All of the material should be reproduced exactly, with pictures left out.

MATERIAL TO PROCESS:
-- Start --

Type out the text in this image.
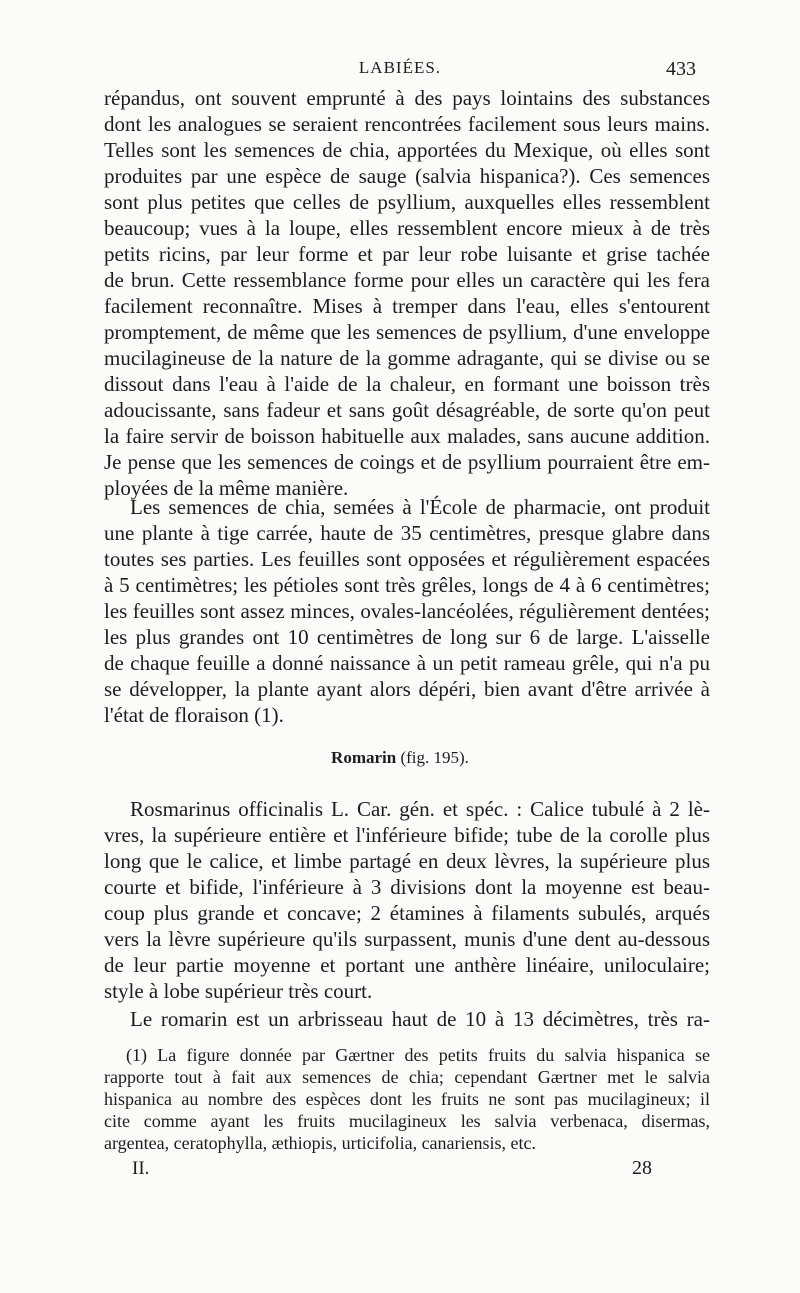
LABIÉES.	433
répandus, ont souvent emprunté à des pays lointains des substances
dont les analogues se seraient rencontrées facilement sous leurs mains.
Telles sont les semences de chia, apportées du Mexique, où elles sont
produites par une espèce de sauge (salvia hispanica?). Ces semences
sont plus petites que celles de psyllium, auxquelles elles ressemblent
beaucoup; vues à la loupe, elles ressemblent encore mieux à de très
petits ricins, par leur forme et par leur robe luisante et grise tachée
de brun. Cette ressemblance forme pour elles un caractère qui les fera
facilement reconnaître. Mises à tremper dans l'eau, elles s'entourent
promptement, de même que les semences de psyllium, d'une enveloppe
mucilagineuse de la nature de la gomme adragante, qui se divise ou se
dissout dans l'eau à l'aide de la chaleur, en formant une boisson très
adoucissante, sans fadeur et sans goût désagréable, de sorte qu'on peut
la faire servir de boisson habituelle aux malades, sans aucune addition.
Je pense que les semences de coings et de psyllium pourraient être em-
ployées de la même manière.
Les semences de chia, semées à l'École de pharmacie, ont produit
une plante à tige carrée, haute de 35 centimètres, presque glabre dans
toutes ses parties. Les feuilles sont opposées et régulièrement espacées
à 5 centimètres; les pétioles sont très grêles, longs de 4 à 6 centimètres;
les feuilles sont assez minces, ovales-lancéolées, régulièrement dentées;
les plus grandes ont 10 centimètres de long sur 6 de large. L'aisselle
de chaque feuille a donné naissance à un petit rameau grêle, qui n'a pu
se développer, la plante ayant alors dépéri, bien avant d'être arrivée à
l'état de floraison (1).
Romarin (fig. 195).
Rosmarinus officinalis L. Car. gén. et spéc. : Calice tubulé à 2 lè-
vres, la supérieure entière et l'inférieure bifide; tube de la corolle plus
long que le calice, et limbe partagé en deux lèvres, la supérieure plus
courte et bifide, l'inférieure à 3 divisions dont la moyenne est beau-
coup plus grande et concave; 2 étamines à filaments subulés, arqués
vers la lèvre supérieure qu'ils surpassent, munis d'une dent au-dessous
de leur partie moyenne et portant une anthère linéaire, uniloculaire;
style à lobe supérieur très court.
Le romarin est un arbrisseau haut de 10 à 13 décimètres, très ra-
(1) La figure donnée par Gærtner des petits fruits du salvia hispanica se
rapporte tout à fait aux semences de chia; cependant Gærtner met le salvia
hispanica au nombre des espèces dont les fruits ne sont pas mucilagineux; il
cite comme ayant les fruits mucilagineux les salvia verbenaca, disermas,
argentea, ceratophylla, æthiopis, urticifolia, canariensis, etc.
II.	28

-- End --

COMPLETE ANSWER:
Type out the text in this image.
LABIÉES.	433
répandus, ont souvent emprunté à des pays lointains des substances
dont les analogues se seraient rencontrées facilement sous leurs mains.
Telles sont les semences de chia, apportées du Mexique, où elles sont
produites par une espèce de sauge (salvia hispanica?). Ces semences
sont plus petites que celles de psyllium, auxquelles elles ressemblent
beaucoup; vues à la loupe, elles ressemblent encore mieux à de très
petits ricins, par leur forme et par leur robe luisante et grise tachée
de brun. Cette ressemblance forme pour elles un caractère qui les fera
facilement reconnaître. Mises à tremper dans l'eau, elles s'entourent
promptement, de même que les semences de psyllium, d'une enveloppe
mucilagineuse de la nature de la gomme adragante, qui se divise ou se
dissout dans l'eau à l'aide de la chaleur, en formant une boisson très
adoucissante, sans fadeur et sans goût désagréable, de sorte qu'on peut
la faire servir de boisson habituelle aux malades, sans aucune addition.
Je pense que les semences de coings et de psyllium pourraient être em-
ployées de la même manière.
Les semences de chia, semées à l'École de pharmacie, ont produit
une plante à tige carrée, haute de 35 centimètres, presque glabre dans
toutes ses parties. Les feuilles sont opposées et régulièrement espacées
à 5 centimètres; les pétioles sont très grêles, longs de 4 à 6 centimètres;
les feuilles sont assez minces, ovales-lancéolées, régulièrement dentées;
les plus grandes ont 10 centimètres de long sur 6 de large. L'aisselle
de chaque feuille a donné naissance à un petit rameau grêle, qui n'a pu
se développer, la plante ayant alors dépéri, bien avant d'être arrivée à
l'état de floraison (1).
Romarin (fig. 195).
Rosmarinus officinalis L. Car. gén. et spéc. : Calice tubulé à 2 lè-
vres, la supérieure entière et l'inférieure bifide; tube de la corolle plus
long que le calice, et limbe partagé en deux lèvres, la supérieure plus
courte et bifide, l'inférieure à 3 divisions dont la moyenne est beau-
coup plus grande et concave; 2 étamines à filaments subulés, arqués
vers la lèvre supérieure qu'ils surpassent, munis d'une dent au-dessous
de leur partie moyenne et portant une anthère linéaire, uniloculaire;
style à lobe supérieur très court.
Le romarin est un arbrisseau haut de 10 à 13 décimètres, très ra-
(1) La figure donnée par Gærtner des petits fruits du salvia hispanica se
rapporte tout à fait aux semences de chia; cependant Gærtner met le salvia
hispanica au nombre des espèces dont les fruits ne sont pas mucilagineux; il
cite comme ayant les fruits mucilagineux les salvia verbenaca, disermas,
argentea, ceratophylla, æthiopis, urticifolia, canariensis, etc.
II.	28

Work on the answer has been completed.